What is needed: Repeat each entry in full, exactly.

Supplied data:
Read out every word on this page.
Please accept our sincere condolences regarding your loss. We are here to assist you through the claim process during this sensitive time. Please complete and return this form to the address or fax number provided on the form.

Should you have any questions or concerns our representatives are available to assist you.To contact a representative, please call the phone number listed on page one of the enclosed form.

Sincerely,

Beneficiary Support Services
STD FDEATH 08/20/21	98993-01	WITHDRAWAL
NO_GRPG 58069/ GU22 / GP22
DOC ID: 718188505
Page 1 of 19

Response to the exercise:
Read out every word on this page.
Please accept our sincere condolences regarding your loss. We are here to assist you through the claim process during this sensitive time. Please complete and return this form to the address or fax number provided on the form.

Should you have any questions or concerns our representatives are available to assist you.To contact a representative, please call the phone number listed on page one of the enclosed form.

Sincerely,

Beneficiary Support Services
STD FDEATH 08/20/21	98993-01	WITHDRAWAL
NO_GRPG 58069/ GU22 / GP22
DOC ID: 718188505
Page 1 of 19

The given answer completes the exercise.